* PROBLEM DETAILS
State the number of lines that hold the string "screenshot", with nothing added.

-- Start DATA PROVIDED --

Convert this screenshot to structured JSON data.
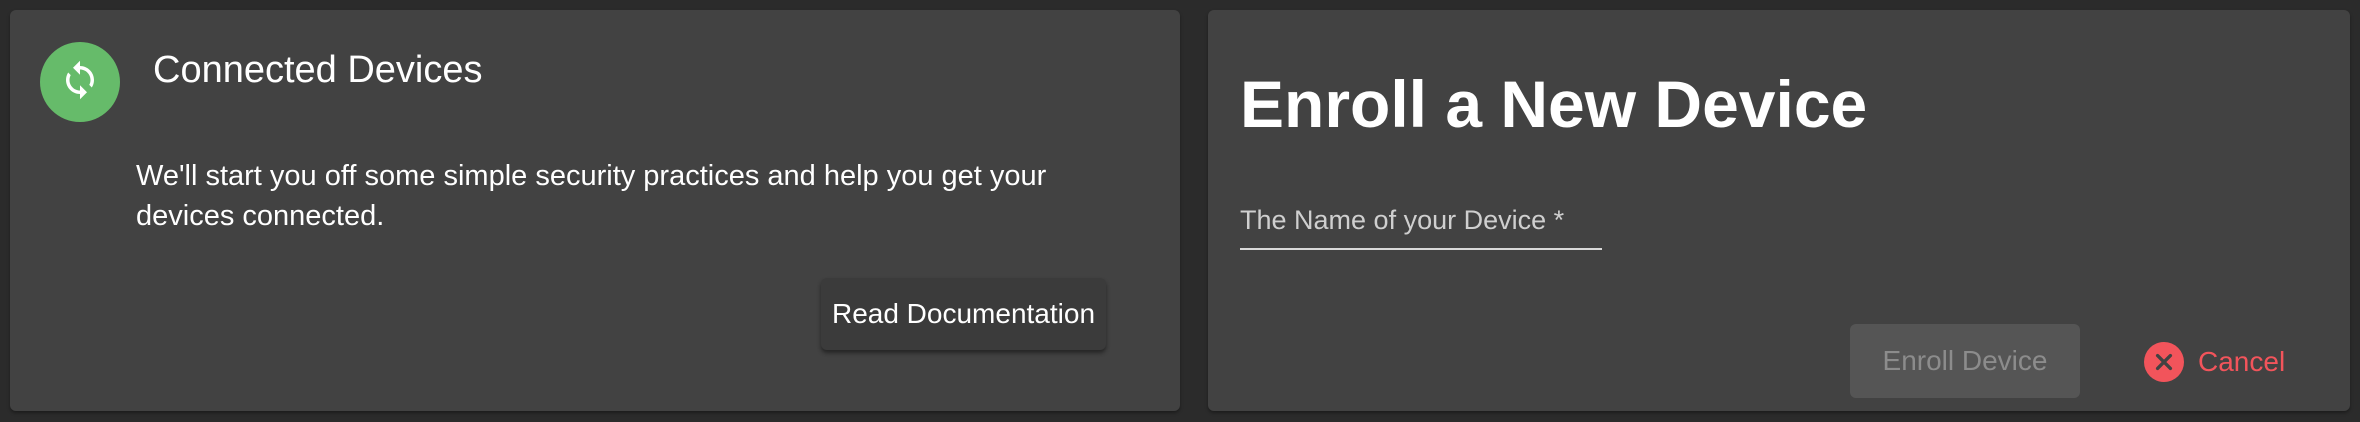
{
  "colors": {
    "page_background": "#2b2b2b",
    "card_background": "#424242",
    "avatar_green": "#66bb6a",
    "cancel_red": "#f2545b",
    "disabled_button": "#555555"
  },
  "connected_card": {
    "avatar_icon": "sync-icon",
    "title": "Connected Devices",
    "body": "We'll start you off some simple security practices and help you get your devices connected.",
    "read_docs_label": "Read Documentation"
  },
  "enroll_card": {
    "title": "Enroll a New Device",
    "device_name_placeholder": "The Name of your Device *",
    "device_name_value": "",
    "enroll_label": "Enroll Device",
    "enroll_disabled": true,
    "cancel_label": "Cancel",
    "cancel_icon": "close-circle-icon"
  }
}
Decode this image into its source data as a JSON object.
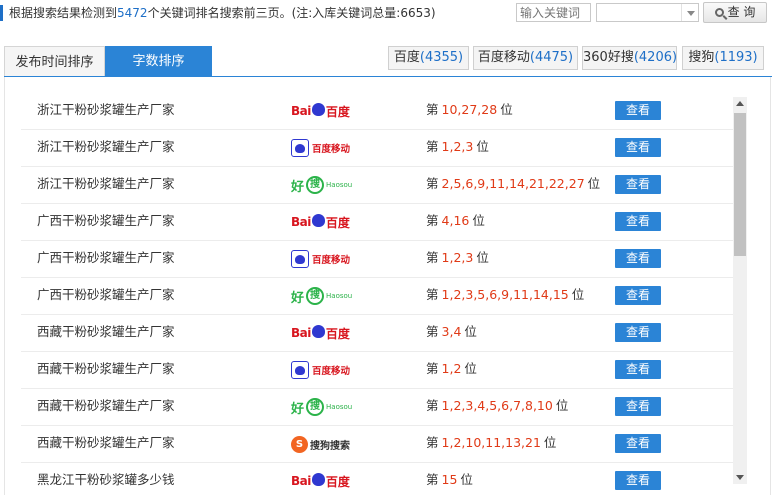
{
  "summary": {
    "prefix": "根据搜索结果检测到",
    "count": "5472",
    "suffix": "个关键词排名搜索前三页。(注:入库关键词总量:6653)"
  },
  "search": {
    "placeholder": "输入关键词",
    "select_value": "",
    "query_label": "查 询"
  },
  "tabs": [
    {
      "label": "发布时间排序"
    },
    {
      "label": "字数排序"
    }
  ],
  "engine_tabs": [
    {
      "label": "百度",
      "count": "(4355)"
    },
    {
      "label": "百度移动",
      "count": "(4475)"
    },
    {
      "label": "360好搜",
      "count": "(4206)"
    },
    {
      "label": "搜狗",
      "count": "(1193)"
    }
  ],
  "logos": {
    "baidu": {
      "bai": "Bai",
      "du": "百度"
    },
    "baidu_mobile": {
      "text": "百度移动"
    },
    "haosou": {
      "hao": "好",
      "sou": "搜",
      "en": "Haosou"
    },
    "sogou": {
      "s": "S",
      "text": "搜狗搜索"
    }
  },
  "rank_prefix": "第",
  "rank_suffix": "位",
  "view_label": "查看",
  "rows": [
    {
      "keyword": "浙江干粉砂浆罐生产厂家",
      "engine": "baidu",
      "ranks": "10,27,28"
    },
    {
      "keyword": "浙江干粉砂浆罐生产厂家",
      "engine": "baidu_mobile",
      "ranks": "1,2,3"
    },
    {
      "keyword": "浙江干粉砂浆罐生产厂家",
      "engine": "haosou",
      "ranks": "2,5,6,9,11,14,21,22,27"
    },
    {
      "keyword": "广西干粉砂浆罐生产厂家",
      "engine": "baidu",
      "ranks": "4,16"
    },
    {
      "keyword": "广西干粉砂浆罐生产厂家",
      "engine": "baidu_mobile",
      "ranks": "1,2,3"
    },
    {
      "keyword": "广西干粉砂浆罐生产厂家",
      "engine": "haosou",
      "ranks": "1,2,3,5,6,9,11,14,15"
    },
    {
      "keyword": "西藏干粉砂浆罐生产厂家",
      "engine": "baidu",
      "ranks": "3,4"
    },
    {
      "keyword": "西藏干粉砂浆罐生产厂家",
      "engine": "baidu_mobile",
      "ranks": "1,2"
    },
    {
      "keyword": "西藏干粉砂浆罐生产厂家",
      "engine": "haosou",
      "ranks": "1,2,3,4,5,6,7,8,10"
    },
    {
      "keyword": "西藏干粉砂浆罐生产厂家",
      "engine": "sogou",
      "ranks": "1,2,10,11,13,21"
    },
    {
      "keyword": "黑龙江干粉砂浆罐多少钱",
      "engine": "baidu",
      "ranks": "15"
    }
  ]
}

-- End DATA PROVIDED --
-- Start DATA PROVIDED --

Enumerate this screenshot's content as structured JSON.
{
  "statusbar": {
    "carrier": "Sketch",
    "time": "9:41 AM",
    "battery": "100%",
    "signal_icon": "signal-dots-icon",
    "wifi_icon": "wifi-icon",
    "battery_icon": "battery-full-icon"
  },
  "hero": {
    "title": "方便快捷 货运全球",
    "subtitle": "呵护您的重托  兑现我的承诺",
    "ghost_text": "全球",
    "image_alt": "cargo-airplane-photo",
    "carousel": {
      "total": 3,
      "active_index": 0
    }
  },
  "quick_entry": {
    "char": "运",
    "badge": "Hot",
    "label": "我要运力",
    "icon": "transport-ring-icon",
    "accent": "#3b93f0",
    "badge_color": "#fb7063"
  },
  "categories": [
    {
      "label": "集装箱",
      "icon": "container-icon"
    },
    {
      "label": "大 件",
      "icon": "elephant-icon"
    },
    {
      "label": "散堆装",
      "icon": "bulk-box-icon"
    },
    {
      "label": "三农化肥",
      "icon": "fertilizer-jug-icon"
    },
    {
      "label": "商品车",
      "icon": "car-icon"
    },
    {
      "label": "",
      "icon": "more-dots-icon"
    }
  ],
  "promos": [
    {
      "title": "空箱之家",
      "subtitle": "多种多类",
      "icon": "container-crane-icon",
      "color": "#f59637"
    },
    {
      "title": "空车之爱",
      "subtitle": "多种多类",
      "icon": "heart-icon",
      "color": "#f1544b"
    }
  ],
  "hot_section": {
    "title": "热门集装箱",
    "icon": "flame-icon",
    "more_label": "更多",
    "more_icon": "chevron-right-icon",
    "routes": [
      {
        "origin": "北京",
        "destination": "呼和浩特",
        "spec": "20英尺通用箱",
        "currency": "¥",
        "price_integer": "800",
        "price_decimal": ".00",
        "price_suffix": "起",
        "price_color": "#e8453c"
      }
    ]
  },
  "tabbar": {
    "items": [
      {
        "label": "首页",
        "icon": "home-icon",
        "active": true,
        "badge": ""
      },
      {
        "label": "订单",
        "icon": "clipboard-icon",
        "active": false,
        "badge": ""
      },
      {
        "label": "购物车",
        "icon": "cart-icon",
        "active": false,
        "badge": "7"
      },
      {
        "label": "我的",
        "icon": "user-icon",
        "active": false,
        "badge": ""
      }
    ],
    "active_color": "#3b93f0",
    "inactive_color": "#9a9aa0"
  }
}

-- End DATA PROVIDED --

* WRITTEN ANSWER
2